Records from a collection of figures:
--------
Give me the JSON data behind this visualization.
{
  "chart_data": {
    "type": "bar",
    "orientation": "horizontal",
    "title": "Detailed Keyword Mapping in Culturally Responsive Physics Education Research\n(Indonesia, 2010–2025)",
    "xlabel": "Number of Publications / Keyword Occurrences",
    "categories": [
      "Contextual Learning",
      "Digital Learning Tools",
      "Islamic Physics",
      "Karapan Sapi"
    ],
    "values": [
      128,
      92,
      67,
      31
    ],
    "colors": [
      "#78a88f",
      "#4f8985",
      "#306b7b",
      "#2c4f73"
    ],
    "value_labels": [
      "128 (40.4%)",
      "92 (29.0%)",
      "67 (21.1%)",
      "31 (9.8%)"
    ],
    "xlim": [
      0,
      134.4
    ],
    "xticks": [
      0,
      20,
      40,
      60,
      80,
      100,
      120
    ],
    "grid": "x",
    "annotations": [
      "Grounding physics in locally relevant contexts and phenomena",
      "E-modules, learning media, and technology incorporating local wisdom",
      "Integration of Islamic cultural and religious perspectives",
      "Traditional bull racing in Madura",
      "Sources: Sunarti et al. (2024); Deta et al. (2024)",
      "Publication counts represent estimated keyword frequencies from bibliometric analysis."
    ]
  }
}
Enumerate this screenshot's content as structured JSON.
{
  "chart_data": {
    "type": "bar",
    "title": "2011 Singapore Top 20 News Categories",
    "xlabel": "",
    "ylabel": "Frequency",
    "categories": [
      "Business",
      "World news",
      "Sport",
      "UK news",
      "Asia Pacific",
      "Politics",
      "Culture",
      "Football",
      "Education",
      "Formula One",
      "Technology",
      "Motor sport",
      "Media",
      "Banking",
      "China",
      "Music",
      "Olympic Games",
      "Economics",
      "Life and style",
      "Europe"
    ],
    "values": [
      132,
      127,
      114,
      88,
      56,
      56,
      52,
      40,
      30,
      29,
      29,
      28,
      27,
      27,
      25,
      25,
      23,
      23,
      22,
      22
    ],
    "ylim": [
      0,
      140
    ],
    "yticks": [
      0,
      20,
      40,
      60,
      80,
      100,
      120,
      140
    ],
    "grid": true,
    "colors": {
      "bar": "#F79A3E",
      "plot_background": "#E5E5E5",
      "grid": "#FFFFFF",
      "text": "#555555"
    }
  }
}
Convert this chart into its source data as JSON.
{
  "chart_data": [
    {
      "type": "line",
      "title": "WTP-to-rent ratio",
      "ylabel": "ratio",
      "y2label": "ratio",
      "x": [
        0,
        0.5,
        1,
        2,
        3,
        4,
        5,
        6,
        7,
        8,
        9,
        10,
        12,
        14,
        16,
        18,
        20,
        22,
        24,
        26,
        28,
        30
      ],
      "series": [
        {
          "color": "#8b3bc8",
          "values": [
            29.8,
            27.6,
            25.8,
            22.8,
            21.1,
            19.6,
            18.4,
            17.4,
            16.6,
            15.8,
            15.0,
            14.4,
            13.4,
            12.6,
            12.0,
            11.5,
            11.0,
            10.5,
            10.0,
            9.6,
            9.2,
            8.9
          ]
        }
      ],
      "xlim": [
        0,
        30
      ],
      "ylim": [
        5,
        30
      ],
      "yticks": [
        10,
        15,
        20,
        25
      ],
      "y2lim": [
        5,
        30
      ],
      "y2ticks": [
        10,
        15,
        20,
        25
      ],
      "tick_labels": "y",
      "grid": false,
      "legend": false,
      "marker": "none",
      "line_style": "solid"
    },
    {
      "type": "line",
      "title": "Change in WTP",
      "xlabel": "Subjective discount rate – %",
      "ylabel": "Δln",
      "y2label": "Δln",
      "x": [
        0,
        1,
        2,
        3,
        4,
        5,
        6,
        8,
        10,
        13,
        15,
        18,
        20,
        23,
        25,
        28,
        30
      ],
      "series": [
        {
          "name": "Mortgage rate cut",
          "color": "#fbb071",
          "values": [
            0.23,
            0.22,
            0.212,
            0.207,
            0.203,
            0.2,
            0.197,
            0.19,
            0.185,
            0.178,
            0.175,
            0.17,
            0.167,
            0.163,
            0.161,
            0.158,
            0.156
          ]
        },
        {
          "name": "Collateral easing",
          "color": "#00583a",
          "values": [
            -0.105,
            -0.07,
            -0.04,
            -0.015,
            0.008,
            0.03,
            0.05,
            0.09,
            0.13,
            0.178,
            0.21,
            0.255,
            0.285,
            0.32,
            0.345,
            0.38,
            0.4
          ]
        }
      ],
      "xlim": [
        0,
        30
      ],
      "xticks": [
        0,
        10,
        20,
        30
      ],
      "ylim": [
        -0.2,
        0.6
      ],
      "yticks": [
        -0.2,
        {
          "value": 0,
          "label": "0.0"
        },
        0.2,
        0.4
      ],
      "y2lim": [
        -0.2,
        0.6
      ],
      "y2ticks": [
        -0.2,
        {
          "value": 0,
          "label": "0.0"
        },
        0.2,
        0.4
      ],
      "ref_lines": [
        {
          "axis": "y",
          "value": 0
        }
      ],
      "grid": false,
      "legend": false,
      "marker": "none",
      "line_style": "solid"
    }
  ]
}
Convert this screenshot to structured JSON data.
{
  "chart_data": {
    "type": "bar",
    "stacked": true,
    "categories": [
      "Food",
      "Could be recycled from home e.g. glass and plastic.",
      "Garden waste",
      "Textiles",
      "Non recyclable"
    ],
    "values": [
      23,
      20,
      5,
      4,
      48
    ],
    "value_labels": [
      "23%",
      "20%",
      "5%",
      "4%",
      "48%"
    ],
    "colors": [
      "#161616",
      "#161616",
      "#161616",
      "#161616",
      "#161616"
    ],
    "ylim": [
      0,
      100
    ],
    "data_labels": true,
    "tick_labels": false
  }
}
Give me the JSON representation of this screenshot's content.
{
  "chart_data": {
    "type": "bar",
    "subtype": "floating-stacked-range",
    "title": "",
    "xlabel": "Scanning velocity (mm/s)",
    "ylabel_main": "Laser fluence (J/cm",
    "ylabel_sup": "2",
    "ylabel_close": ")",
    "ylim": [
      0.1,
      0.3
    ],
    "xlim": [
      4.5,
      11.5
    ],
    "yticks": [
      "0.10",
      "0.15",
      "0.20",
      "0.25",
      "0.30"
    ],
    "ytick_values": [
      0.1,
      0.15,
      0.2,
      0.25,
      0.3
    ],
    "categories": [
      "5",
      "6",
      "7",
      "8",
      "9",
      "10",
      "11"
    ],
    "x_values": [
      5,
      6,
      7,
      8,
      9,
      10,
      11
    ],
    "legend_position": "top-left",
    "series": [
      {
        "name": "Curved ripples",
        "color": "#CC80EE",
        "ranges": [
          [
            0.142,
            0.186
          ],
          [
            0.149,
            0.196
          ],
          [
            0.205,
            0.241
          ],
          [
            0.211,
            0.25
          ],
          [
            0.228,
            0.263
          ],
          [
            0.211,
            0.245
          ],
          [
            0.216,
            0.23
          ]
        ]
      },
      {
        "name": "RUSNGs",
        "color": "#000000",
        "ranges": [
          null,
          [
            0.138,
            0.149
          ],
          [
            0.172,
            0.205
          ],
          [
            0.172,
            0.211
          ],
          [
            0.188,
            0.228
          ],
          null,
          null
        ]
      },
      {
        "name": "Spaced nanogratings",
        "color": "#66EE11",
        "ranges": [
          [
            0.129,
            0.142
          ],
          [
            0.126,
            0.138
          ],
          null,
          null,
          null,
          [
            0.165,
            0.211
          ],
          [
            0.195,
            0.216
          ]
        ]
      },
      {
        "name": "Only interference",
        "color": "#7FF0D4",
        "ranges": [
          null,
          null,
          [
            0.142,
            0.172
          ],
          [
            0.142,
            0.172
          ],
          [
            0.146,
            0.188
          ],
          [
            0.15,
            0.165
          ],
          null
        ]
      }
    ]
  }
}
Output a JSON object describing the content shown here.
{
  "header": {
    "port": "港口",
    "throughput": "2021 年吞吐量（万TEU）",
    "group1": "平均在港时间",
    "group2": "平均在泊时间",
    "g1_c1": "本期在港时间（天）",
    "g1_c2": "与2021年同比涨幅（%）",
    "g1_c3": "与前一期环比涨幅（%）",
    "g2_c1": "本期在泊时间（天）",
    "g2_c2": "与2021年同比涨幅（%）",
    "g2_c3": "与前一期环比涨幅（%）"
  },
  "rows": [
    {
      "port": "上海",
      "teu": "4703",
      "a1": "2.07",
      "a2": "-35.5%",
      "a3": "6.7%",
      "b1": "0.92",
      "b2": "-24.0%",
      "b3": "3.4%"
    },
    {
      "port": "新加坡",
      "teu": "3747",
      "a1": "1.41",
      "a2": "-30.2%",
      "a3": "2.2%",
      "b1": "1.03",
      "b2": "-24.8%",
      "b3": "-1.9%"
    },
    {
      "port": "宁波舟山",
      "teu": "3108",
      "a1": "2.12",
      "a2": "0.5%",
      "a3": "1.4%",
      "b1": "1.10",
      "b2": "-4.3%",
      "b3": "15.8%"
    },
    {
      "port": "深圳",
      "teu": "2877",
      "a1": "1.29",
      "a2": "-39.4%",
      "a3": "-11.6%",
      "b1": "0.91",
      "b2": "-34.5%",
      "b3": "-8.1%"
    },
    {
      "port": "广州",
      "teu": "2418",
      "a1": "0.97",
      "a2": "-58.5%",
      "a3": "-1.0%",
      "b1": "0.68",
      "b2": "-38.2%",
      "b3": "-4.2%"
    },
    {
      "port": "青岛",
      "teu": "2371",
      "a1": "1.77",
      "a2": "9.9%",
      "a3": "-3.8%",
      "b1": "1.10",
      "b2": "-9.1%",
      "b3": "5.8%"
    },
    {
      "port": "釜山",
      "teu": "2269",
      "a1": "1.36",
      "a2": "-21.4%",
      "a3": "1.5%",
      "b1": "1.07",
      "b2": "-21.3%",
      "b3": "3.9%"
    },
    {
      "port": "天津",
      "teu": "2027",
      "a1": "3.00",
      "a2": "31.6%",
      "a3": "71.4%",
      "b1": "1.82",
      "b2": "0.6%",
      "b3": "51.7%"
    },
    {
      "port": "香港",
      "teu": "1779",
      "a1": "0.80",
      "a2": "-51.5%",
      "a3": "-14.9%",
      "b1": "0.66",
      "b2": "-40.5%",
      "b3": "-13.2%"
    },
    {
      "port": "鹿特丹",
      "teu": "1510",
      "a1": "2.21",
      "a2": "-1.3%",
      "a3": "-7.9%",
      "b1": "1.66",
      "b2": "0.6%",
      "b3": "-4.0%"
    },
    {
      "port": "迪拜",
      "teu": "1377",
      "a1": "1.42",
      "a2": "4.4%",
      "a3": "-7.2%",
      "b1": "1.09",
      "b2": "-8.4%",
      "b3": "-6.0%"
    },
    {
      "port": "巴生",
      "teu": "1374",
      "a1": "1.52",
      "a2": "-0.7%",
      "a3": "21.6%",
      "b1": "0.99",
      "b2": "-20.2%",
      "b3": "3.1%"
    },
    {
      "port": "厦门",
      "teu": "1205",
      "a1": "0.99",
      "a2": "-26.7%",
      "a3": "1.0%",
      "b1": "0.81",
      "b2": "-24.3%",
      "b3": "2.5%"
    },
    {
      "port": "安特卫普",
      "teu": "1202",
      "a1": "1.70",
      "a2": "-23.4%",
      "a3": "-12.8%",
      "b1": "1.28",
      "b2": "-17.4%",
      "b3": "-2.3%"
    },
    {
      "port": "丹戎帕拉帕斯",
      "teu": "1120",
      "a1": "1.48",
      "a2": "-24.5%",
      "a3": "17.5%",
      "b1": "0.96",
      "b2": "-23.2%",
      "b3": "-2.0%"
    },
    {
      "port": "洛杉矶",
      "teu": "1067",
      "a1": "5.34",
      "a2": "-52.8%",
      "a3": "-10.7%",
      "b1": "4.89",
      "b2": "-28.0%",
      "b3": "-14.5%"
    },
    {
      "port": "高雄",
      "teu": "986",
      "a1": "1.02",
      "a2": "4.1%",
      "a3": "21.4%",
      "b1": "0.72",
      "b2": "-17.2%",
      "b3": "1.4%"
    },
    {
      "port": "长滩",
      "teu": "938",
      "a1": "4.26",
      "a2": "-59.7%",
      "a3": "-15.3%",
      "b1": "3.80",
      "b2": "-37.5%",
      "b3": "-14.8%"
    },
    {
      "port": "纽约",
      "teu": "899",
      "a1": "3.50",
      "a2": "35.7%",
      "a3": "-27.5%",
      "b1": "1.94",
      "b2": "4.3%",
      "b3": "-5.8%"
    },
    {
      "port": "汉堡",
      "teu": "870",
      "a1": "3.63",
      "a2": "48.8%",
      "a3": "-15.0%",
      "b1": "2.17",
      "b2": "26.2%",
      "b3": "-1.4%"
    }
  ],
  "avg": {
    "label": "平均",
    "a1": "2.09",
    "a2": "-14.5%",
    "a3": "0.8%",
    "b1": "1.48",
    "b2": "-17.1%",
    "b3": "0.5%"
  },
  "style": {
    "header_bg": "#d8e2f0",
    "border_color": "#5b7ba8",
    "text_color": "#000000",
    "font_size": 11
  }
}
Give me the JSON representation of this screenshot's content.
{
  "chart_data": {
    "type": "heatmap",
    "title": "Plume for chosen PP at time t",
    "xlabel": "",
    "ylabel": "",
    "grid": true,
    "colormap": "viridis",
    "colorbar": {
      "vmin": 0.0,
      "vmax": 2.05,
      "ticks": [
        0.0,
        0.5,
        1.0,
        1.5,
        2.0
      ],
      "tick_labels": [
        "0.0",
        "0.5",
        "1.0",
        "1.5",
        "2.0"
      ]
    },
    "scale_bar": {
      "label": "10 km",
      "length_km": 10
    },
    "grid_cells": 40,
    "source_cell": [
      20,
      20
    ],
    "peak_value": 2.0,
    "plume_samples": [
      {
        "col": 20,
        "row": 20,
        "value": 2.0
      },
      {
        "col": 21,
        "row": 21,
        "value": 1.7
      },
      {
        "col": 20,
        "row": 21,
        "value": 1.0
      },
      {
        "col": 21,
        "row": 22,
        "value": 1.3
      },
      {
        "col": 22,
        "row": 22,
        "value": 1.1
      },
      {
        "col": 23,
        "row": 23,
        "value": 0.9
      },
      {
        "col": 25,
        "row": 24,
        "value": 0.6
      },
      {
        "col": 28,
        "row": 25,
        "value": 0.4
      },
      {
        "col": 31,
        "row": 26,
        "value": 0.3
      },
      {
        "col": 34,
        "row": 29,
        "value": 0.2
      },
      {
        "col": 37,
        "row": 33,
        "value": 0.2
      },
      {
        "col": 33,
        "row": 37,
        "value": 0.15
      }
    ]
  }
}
--------
Extract every line above that contains the word "xlabel".

    "xlabel": "Number of Publications / Keyword Occurrences",
    "xlabel": "",
      "xlabel": "Subjective discount rate – %",
    "xlabel": "Scanning velocity (mm/s)",
    "xlabel": "",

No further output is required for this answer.